• **WHAT IS REQUIRED**
Leave out the pictures and transcribe everything else exactly.

• **RECORDS FOR THIS EXERCISE**
## Start
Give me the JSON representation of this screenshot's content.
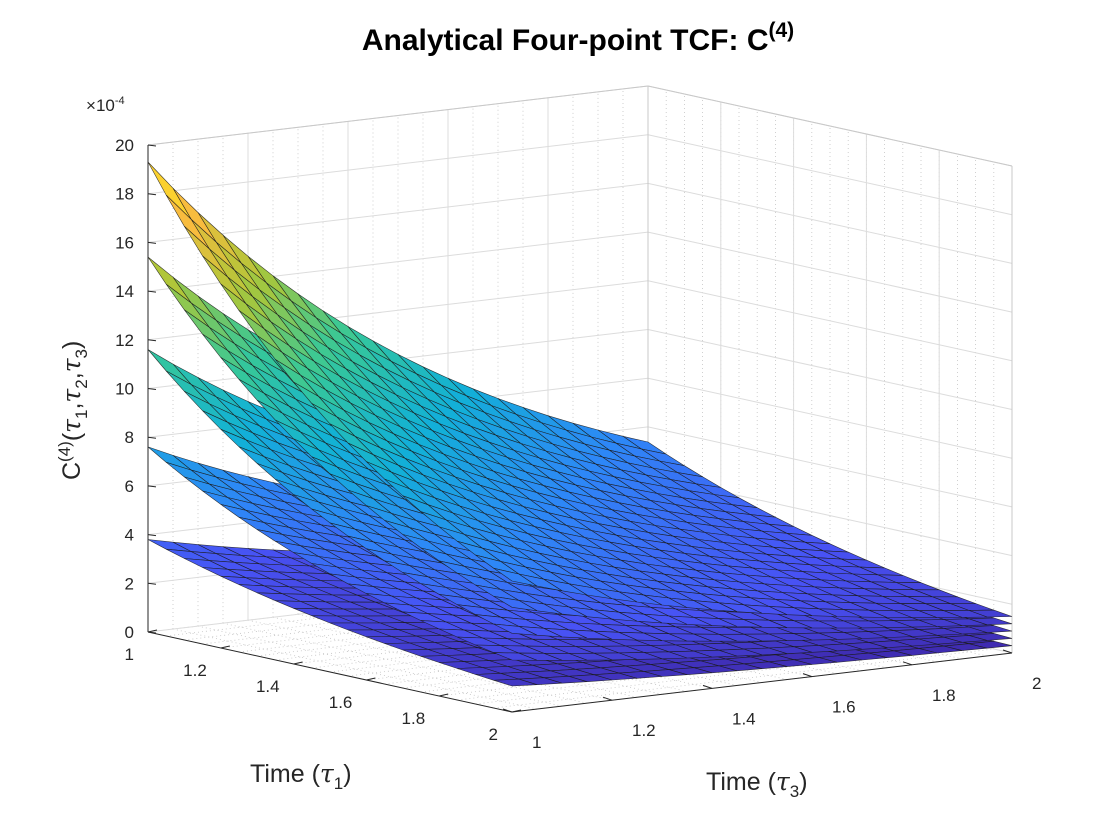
{
  "chart_data": {
    "type": "surface",
    "title_main": "Analytical Four-point TCF: C",
    "title_sup": "(4)",
    "zlabel": {
      "base": "C",
      "sup": "(4)",
      "open": "(",
      "tau": "τ",
      "sub1": "1",
      "comma1": ",",
      "sub2": "2",
      "comma2": ",",
      "sub3": "3",
      "close": ")"
    },
    "x1label": {
      "prefix": "Time (",
      "tau": "τ",
      "sub": "1",
      "suffix": ")"
    },
    "x3label": {
      "prefix": "Time (",
      "tau": "τ",
      "sub": "3",
      "suffix": ")"
    },
    "exponent": {
      "times": "×",
      "base": "10",
      "power": "-4"
    },
    "tau1_range": [
      1,
      2
    ],
    "tau3_range": [
      1,
      2
    ],
    "z_range": [
      0,
      20
    ],
    "z_scale": "1e-4",
    "tau1_ticks": [
      "1",
      "1.2",
      "1.4",
      "1.6",
      "1.8",
      "2"
    ],
    "tau3_ticks": [
      "1",
      "1.2",
      "1.4",
      "1.6",
      "1.8",
      "2"
    ],
    "z_ticks": [
      "0",
      "2",
      "4",
      "6",
      "8",
      "10",
      "12",
      "14",
      "16",
      "18",
      "20"
    ],
    "grid": true,
    "colormap": "parula",
    "grid_resolution": 21,
    "series": [
      {
        "name": "",
        "corner_max": 3.8,
        "corner_min": 0.3
      },
      {
        "name": "",
        "corner_max": 7.6,
        "corner_min": 0.6
      },
      {
        "name": "",
        "corner_max": 11.6,
        "corner_min": 0.9
      },
      {
        "name": "",
        "corner_max": 15.4,
        "corner_min": 1.2
      },
      {
        "name": "",
        "corner_max": 19.3,
        "corner_min": 1.5
      }
    ]
  }
}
## End
• **TASK RESPONSE**
Give me the JSON representation of this screenshot's content.
{
  "chart_data": {
    "type": "surface",
    "title_main": "Analytical Four-point TCF: C",
    "title_sup": "(4)",
    "zlabel": {
      "base": "C",
      "sup": "(4)",
      "open": "(",
      "tau": "τ",
      "sub1": "1",
      "comma1": ",",
      "sub2": "2",
      "comma2": ",",
      "sub3": "3",
      "close": ")"
    },
    "x1label": {
      "prefix": "Time (",
      "tau": "τ",
      "sub": "1",
      "suffix": ")"
    },
    "x3label": {
      "prefix": "Time (",
      "tau": "τ",
      "sub": "3",
      "suffix": ")"
    },
    "exponent": {
      "times": "×",
      "base": "10",
      "power": "-4"
    },
    "tau1_range": [
      1,
      2
    ],
    "tau3_range": [
      1,
      2
    ],
    "z_range": [
      0,
      20
    ],
    "z_scale": "1e-4",
    "tau1_ticks": [
      "1",
      "1.2",
      "1.4",
      "1.6",
      "1.8",
      "2"
    ],
    "tau3_ticks": [
      "1",
      "1.2",
      "1.4",
      "1.6",
      "1.8",
      "2"
    ],
    "z_ticks": [
      "0",
      "2",
      "4",
      "6",
      "8",
      "10",
      "12",
      "14",
      "16",
      "18",
      "20"
    ],
    "grid": true,
    "colormap": "parula",
    "grid_resolution": 21,
    "series": [
      {
        "name": "",
        "corner_max": 3.8,
        "corner_min": 0.3
      },
      {
        "name": "",
        "corner_max": 7.6,
        "corner_min": 0.6
      },
      {
        "name": "",
        "corner_max": 11.6,
        "corner_min": 0.9
      },
      {
        "name": "",
        "corner_max": 15.4,
        "corner_min": 1.2
      },
      {
        "name": "",
        "corner_max": 19.3,
        "corner_min": 1.5
      }
    ]
  }
}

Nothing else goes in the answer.